→ TO DO
Pictures do not belong in the copy. Return all of the entries exactly.

→ DATA SHOWN
=======

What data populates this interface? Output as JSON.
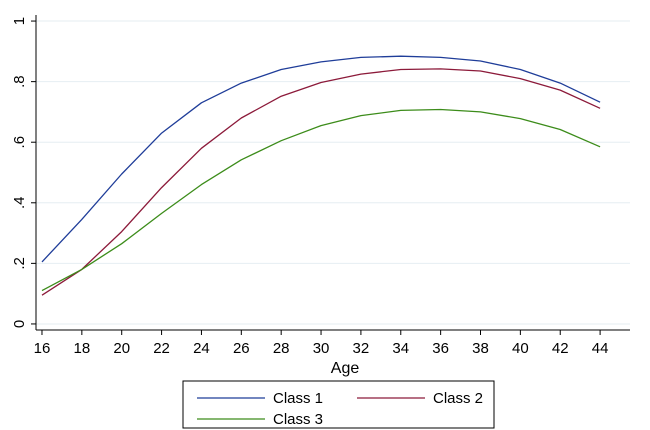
{
  "chart_data": {
    "type": "line",
    "xlabel": "Age",
    "ylabel": "",
    "title": "",
    "xlim": [
      15.7,
      45.5
    ],
    "ylim": [
      -0.02,
      1.02
    ],
    "xticks": [
      16,
      18,
      20,
      22,
      24,
      26,
      28,
      30,
      32,
      34,
      36,
      38,
      40,
      42,
      44
    ],
    "xtick_labels": [
      "16",
      "18",
      "20",
      "22",
      "24",
      "26",
      "28",
      "30",
      "32",
      "34",
      "36",
      "38",
      "40",
      "42",
      "44"
    ],
    "yticks": [
      0,
      0.2,
      0.4,
      0.6,
      0.8,
      1
    ],
    "ytick_labels": [
      "0",
      ".2",
      ".4",
      ".6",
      ".8",
      "1"
    ],
    "grid": true,
    "legend_position": "bottom",
    "x": [
      16,
      18,
      20,
      22,
      24,
      26,
      28,
      30,
      32,
      34,
      36,
      38,
      40,
      42,
      44
    ],
    "series": [
      {
        "name": "Class 1",
        "color": "#1f3d99",
        "values": [
          0.205,
          0.345,
          0.495,
          0.63,
          0.73,
          0.795,
          0.84,
          0.865,
          0.88,
          0.884,
          0.88,
          0.868,
          0.84,
          0.795,
          0.732
        ]
      },
      {
        "name": "Class 2",
        "color": "#8c1a3a",
        "values": [
          0.095,
          0.18,
          0.305,
          0.45,
          0.58,
          0.68,
          0.752,
          0.797,
          0.825,
          0.84,
          0.842,
          0.835,
          0.81,
          0.772,
          0.712
        ]
      },
      {
        "name": "Class 3",
        "color": "#3c8c1a",
        "values": [
          0.11,
          0.18,
          0.265,
          0.365,
          0.46,
          0.542,
          0.605,
          0.655,
          0.688,
          0.705,
          0.708,
          0.7,
          0.678,
          0.642,
          0.585
        ]
      }
    ]
  }
}
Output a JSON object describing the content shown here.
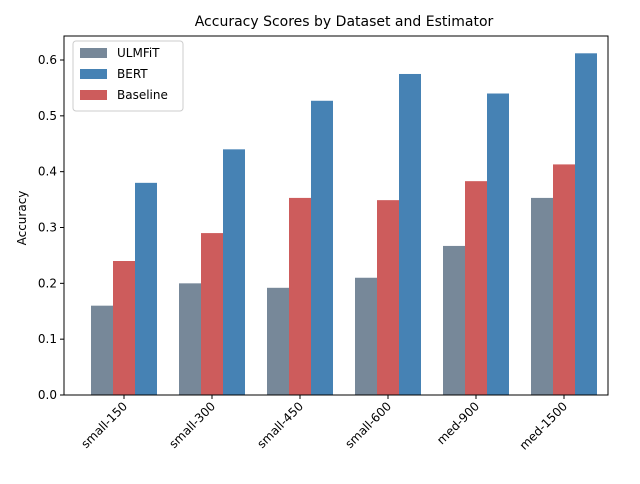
{
  "chart_data": {
    "type": "bar",
    "title": "Accuracy Scores by Dataset and Estimator",
    "xlabel": "",
    "ylabel": "Accuracy",
    "categories": [
      "small-150",
      "small-300",
      "small-450",
      "small-600",
      "med-900",
      "med-1500"
    ],
    "series": [
      {
        "name": "ULMFiT",
        "color": "#778899",
        "values": [
          0.16,
          0.2,
          0.192,
          0.21,
          0.267,
          0.353
        ]
      },
      {
        "name": "Baseline",
        "color": "#cd5c5c",
        "values": [
          0.24,
          0.29,
          0.353,
          0.349,
          0.383,
          0.413
        ]
      },
      {
        "name": "BERT",
        "color": "#4682b4",
        "values": [
          0.38,
          0.44,
          0.527,
          0.575,
          0.54,
          0.612
        ]
      }
    ],
    "legend_order": [
      "ULMFiT",
      "BERT",
      "Baseline"
    ],
    "legend_position": "top-left",
    "ylim": [
      0,
      0.643
    ],
    "yticks": [
      "0.0",
      "0.1",
      "0.2",
      "0.3",
      "0.4",
      "0.5",
      "0.6"
    ],
    "grid": false
  }
}
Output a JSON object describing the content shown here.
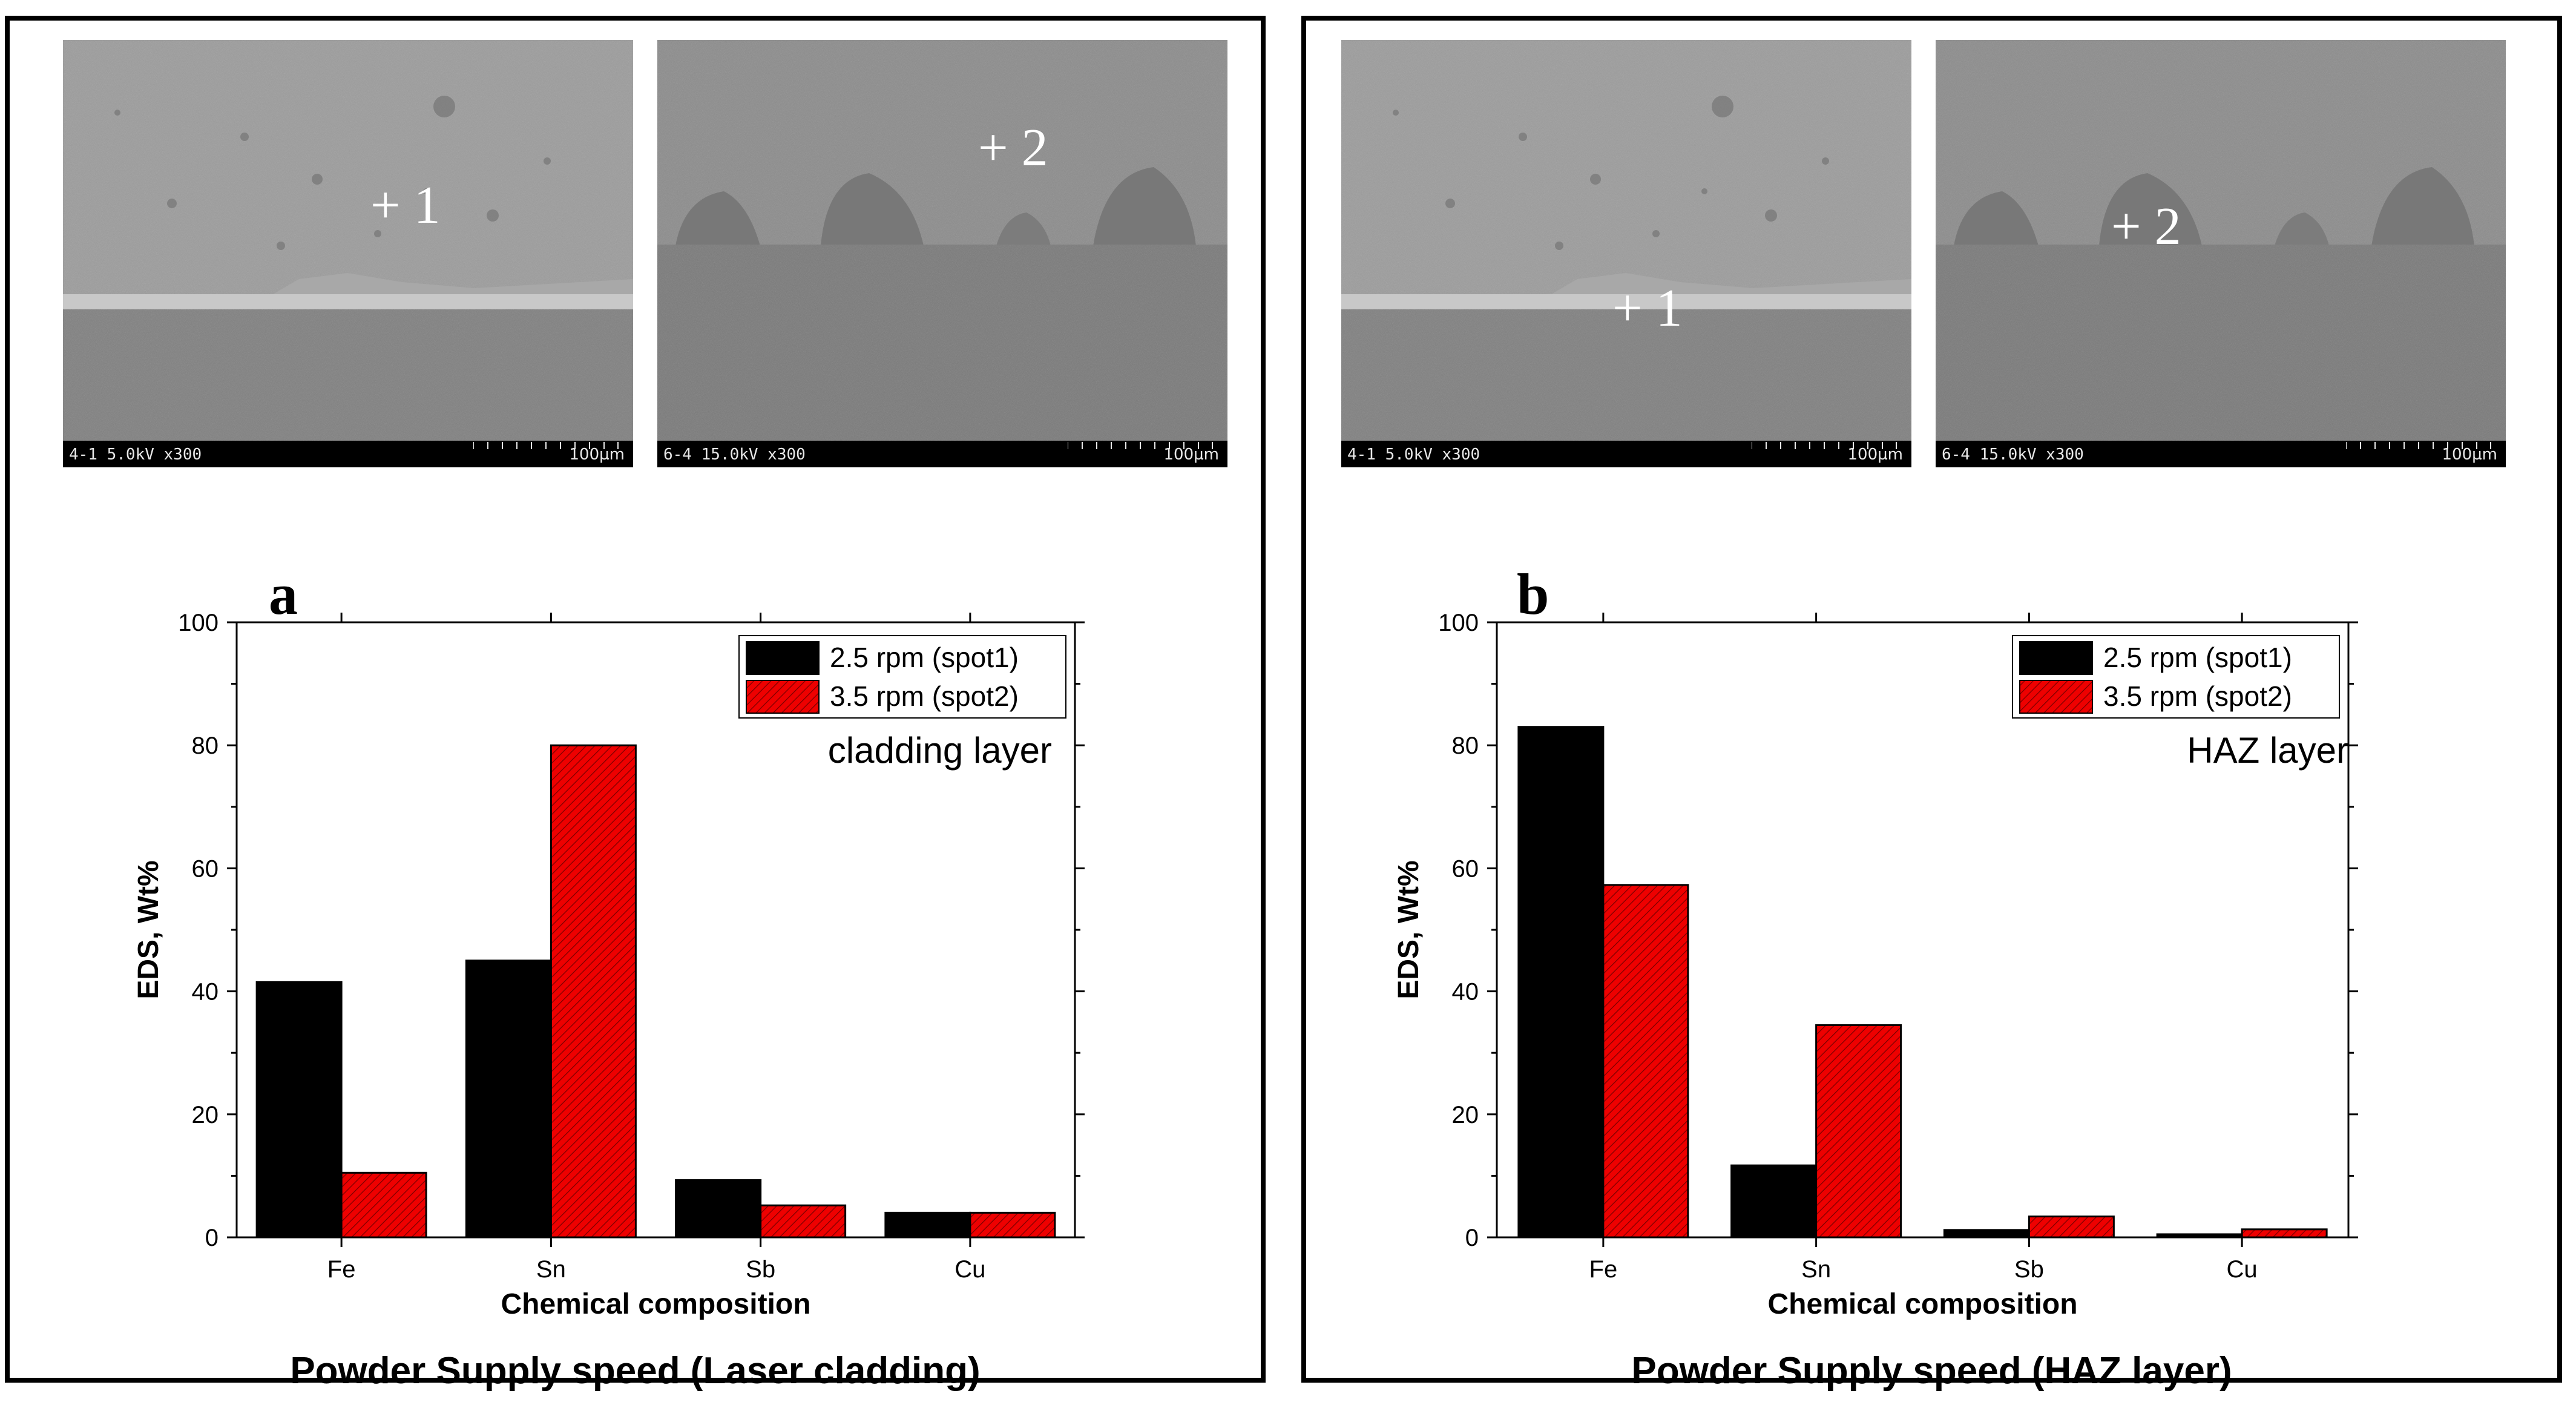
{
  "panels": [
    {
      "letter": "a",
      "sem_images": [
        {
          "caption_left": "4-1 5.0kV x300",
          "caption_right": "100µm",
          "spot_label": "+ 1"
        },
        {
          "caption_left": "6-4 15.0kV x300",
          "caption_right": "100µm",
          "spot_label": "+ 2"
        }
      ],
      "caption": "Powder Supply speed (Laser cladding)"
    },
    {
      "letter": "b",
      "sem_images": [
        {
          "caption_left": "4-1 5.0kV x300",
          "caption_right": "100µm",
          "spot_label": "+ 1"
        },
        {
          "caption_left": "6-4 15.0kV x300",
          "caption_right": "100µm",
          "spot_label": "+ 2"
        }
      ],
      "caption": "Powder Supply speed (HAZ layer)"
    }
  ],
  "chart_data": [
    {
      "type": "bar",
      "categories": [
        "Fe",
        "Sn",
        "Sb",
        "Cu"
      ],
      "series": [
        {
          "name": "2.5 rpm (spot1)",
          "values": [
            41.5,
            45.0,
            9.3,
            4.0
          ],
          "color": "#000000"
        },
        {
          "name": "3.5 rpm (spot2)",
          "values": [
            10.5,
            80.0,
            5.2,
            4.0
          ],
          "color": "#ee0000"
        }
      ],
      "annotation": "cladding layer",
      "xlabel": "Chemical composition",
      "ylabel": "EDS, Wt%",
      "ylim": [
        0,
        100
      ],
      "yticks": [
        0,
        20,
        40,
        60,
        80,
        100
      ],
      "legend": "top-right",
      "grid": false
    },
    {
      "type": "bar",
      "categories": [
        "Fe",
        "Sn",
        "Sb",
        "Cu"
      ],
      "series": [
        {
          "name": "2.5 rpm (spot1)",
          "values": [
            83.0,
            11.7,
            1.2,
            0.5
          ],
          "color": "#000000"
        },
        {
          "name": "3.5 rpm (spot2)",
          "values": [
            57.3,
            34.5,
            3.4,
            1.3
          ],
          "color": "#ee0000"
        }
      ],
      "annotation": "HAZ layer",
      "xlabel": "Chemical composition",
      "ylabel": "EDS, Wt%",
      "ylim": [
        0,
        100
      ],
      "yticks": [
        0,
        20,
        40,
        60,
        80,
        100
      ],
      "legend": "top-right",
      "grid": false
    }
  ]
}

=======

→ EXPECTED ANSWER
What data populates this interface? Output as JSON.
{
  "chart_data": {
    "type": "line",
    "xlabel": "Age",
    "ylabel": "",
    "title": "",
    "xlim": [
      15.7,
      45.5
    ],
    "ylim": [
      -0.02,
      1.02
    ],
    "xticks": [
      16,
      18,
      20,
      22,
      24,
      26,
      28,
      30,
      32,
      34,
      36,
      38,
      40,
      42,
      44
    ],
    "xtick_labels": [
      "16",
      "18",
      "20",
      "22",
      "24",
      "26",
      "28",
      "30",
      "32",
      "34",
      "36",
      "38",
      "40",
      "42",
      "44"
    ],
    "yticks": [
      0,
      0.2,
      0.4,
      0.6,
      0.8,
      1
    ],
    "ytick_labels": [
      "0",
      ".2",
      ".4",
      ".6",
      ".8",
      "1"
    ],
    "grid": true,
    "legend_position": "bottom",
    "x": [
      16,
      18,
      20,
      22,
      24,
      26,
      28,
      30,
      32,
      34,
      36,
      38,
      40,
      42,
      44
    ],
    "series": [
      {
        "name": "Class 1",
        "color": "#1f3d99",
        "values": [
          0.205,
          0.345,
          0.495,
          0.63,
          0.73,
          0.795,
          0.84,
          0.865,
          0.88,
          0.884,
          0.88,
          0.868,
          0.84,
          0.795,
          0.732
        ]
      },
      {
        "name": "Class 2",
        "color": "#8c1a3a",
        "values": [
          0.095,
          0.18,
          0.305,
          0.45,
          0.58,
          0.68,
          0.752,
          0.797,
          0.825,
          0.84,
          0.842,
          0.835,
          0.81,
          0.772,
          0.712
        ]
      },
      {
        "name": "Class 3",
        "color": "#3c8c1a",
        "values": [
          0.11,
          0.18,
          0.265,
          0.365,
          0.46,
          0.542,
          0.605,
          0.655,
          0.688,
          0.705,
          0.708,
          0.7,
          0.678,
          0.642,
          0.585
        ]
      }
    ]
  }
}
Output a JSON object describing the content shown here.
{
  "chart_data": {
    "type": "bar",
    "title": "Accuracy Scores by Dataset and Estimator",
    "xlabel": "",
    "ylabel": "Accuracy",
    "categories": [
      "small-150",
      "small-300",
      "small-450",
      "small-600",
      "med-900",
      "med-1500"
    ],
    "series": [
      {
        "name": "ULMFiT",
        "color": "#778899",
        "values": [
          0.16,
          0.2,
          0.192,
          0.21,
          0.267,
          0.353
        ]
      },
      {
        "name": "Baseline",
        "color": "#cd5c5c",
        "values": [
          0.24,
          0.29,
          0.353,
          0.349,
          0.383,
          0.413
        ]
      },
      {
        "name": "BERT",
        "color": "#4682b4",
        "values": [
          0.38,
          0.44,
          0.527,
          0.575,
          0.54,
          0.612
        ]
      }
    ],
    "legend_order": [
      "ULMFiT",
      "BERT",
      "Baseline"
    ],
    "legend_position": "top-left",
    "ylim": [
      0,
      0.643
    ],
    "yticks": [
      "0.0",
      "0.1",
      "0.2",
      "0.3",
      "0.4",
      "0.5",
      "0.6"
    ],
    "grid": false
  }
}
Output a JSON object describing the content shown here.
{
  "panels": [
    {
      "letter": "a",
      "sem_images": [
        {
          "caption_left": "4-1 5.0kV x300",
          "caption_right": "100µm",
          "spot_label": "+ 1"
        },
        {
          "caption_left": "6-4 15.0kV x300",
          "caption_right": "100µm",
          "spot_label": "+ 2"
        }
      ],
      "caption": "Powder Supply speed (Laser cladding)"
    },
    {
      "letter": "b",
      "sem_images": [
        {
          "caption_left": "4-1 5.0kV x300",
          "caption_right": "100µm",
          "spot_label": "+ 1"
        },
        {
          "caption_left": "6-4 15.0kV x300",
          "caption_right": "100µm",
          "spot_label": "+ 2"
        }
      ],
      "caption": "Powder Supply speed (HAZ layer)"
    }
  ],
  "chart_data": [
    {
      "type": "bar",
      "categories": [
        "Fe",
        "Sn",
        "Sb",
        "Cu"
      ],
      "series": [
        {
          "name": "2.5 rpm (spot1)",
          "values": [
            41.5,
            45.0,
            9.3,
            4.0
          ],
          "color": "#000000"
        },
        {
          "name": "3.5 rpm (spot2)",
          "values": [
            10.5,
            80.0,
            5.2,
            4.0
          ],
          "color": "#ee0000"
        }
      ],
      "annotation": "cladding layer",
      "xlabel": "Chemical composition",
      "ylabel": "EDS, Wt%",
      "ylim": [
        0,
        100
      ],
      "yticks": [
        0,
        20,
        40,
        60,
        80,
        100
      ],
      "legend": "top-right",
      "grid": false
    },
    {
      "type": "bar",
      "categories": [
        "Fe",
        "Sn",
        "Sb",
        "Cu"
      ],
      "series": [
        {
          "name": "2.5 rpm (spot1)",
          "values": [
            83.0,
            11.7,
            1.2,
            0.5
          ],
          "color": "#000000"
        },
        {
          "name": "3.5 rpm (spot2)",
          "values": [
            57.3,
            34.5,
            3.4,
            1.3
          ],
          "color": "#ee0000"
        }
      ],
      "annotation": "HAZ layer",
      "xlabel": "Chemical composition",
      "ylabel": "EDS, Wt%",
      "ylim": [
        0,
        100
      ],
      "yticks": [
        0,
        20,
        40,
        60,
        80,
        100
      ],
      "legend": "top-right",
      "grid": false
    }
  ]
}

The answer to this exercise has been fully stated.